WORK TASK A>
In the passage on pseudogene expression in cancer, how many samples did the researchers analyze?
WORK TASK B>
In the passage on pseudogene expression in cancer, take the part that opens with the words containing "Overall, the researchers" and closes with "and uterine cancer.", and swap "cancer types" for "tumor types".
WORK TASK C>
Rewrite the paragraph of the passage on pseudogene expression in cancer that begins "According to the authors" as a short list.

*** Opening of PASSAGE ***

Overall, the researchers analyzed expression levels of 9,925 pseudogenes in more than 378 billion RNA-seq reads from the TCGA data for 2,808 samples representing seven cancer types — breast cancer, glioblastoma multiforme, kidney cancer, squamous cell lung caner, ovarian cancer, colorectal cancer, and uterine cancer.

The researchers then began to look to see if they could identify differentially expressed pseudogenes associated with subtypes of these cancers, for example, serous versus endometrioid uterine cancers, or the breast cancer molecular subtypes HER2-enriched, basal-like, luminal A, luminal B, and normal-like.

According to the authors, numerous pseudogenes showed significant differential expression in these different cancer subtypes: 48 in uterine cancer, 138 in lung cancer, 71 in glioblastoma, and 547 in breast cancer.

Liang and his colleagues looked more closely at a subset of these samples, the uterine cancer cohort, to investigate the potential clinical utility of the differentially expressed pseudogenes they discovered.

*** Close of PASSAGE ***
*** Opening of DATA RECORDS ***

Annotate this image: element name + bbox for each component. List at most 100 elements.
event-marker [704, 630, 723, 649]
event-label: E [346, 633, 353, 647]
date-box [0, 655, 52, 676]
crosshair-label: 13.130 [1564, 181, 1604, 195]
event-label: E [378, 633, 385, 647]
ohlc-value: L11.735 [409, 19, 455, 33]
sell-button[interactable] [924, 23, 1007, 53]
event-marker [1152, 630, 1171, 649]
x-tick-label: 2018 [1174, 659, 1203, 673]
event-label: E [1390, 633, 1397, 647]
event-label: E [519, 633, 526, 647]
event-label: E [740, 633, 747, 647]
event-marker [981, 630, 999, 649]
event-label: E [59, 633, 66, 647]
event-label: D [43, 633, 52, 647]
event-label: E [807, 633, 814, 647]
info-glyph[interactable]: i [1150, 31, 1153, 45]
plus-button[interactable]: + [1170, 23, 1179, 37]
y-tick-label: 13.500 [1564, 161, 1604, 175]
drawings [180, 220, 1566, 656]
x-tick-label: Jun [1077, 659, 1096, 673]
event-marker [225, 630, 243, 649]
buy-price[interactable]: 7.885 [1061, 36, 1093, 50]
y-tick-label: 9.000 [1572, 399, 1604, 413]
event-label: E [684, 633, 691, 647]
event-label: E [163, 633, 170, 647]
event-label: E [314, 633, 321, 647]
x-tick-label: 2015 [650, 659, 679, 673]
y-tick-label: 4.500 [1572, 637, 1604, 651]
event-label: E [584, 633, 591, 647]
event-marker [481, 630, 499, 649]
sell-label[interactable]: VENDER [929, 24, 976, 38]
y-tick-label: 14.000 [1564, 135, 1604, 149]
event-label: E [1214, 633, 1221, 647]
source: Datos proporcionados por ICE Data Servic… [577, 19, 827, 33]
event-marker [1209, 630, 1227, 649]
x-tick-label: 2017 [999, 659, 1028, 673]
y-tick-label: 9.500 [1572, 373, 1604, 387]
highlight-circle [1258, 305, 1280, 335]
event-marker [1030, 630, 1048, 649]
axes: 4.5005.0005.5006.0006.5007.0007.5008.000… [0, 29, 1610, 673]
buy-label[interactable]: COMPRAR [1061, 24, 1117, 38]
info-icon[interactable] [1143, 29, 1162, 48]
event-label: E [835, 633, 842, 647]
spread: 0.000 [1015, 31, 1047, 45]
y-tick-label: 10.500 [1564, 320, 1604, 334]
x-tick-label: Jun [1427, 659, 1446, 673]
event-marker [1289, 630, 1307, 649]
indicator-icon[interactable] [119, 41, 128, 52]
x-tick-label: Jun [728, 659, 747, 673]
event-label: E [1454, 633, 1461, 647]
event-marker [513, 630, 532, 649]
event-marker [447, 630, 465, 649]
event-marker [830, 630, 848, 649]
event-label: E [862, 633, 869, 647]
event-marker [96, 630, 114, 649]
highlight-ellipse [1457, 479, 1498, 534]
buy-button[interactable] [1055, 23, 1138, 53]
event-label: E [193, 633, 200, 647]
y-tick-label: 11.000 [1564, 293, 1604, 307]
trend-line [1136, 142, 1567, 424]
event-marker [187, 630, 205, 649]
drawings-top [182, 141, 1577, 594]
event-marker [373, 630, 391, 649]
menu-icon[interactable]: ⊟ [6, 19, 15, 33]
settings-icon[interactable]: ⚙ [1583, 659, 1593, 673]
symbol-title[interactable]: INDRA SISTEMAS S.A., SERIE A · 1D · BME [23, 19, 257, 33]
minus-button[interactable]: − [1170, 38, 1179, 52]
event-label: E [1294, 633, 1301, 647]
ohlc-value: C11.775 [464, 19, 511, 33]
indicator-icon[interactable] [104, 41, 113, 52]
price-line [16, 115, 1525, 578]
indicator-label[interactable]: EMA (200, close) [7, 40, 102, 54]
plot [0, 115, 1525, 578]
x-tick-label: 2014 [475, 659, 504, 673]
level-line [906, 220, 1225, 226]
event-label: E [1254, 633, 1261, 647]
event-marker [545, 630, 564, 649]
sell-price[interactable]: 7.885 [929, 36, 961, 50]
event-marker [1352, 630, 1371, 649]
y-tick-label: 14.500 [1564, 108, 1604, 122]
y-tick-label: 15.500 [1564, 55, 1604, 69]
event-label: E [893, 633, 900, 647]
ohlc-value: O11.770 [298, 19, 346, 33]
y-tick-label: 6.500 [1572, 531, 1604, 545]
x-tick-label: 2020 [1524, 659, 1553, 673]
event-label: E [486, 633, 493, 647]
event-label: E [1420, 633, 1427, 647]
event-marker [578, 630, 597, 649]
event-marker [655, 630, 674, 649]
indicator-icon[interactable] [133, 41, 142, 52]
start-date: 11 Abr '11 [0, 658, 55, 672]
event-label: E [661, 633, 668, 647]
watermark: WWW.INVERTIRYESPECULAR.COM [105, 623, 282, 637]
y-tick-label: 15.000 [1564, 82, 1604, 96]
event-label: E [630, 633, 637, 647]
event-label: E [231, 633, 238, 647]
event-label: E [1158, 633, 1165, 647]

*** Close of DATA RECORDS ***

ANSWER A>
2,808 samples.

ANSWER B>
Overall, the researchers analyzed expression levels of 9,925 pseudogenes in more than 378 billion RNA-seq reads from the TCGA data for 2,808 samples representing seven tumor types — breast cancer, glioblastoma multiforme, kidney cancer, squamous cell lung caner, ovarian cancer, colorectal cancer, and uterine cancer.

ANSWER C>
Pseudogenes with significant differential expression across cancer subtypes, per the authors:
- Uterine cancer: 48
- Lung cancer: 138
- Glioblastoma: 71
- Breast cancer: 547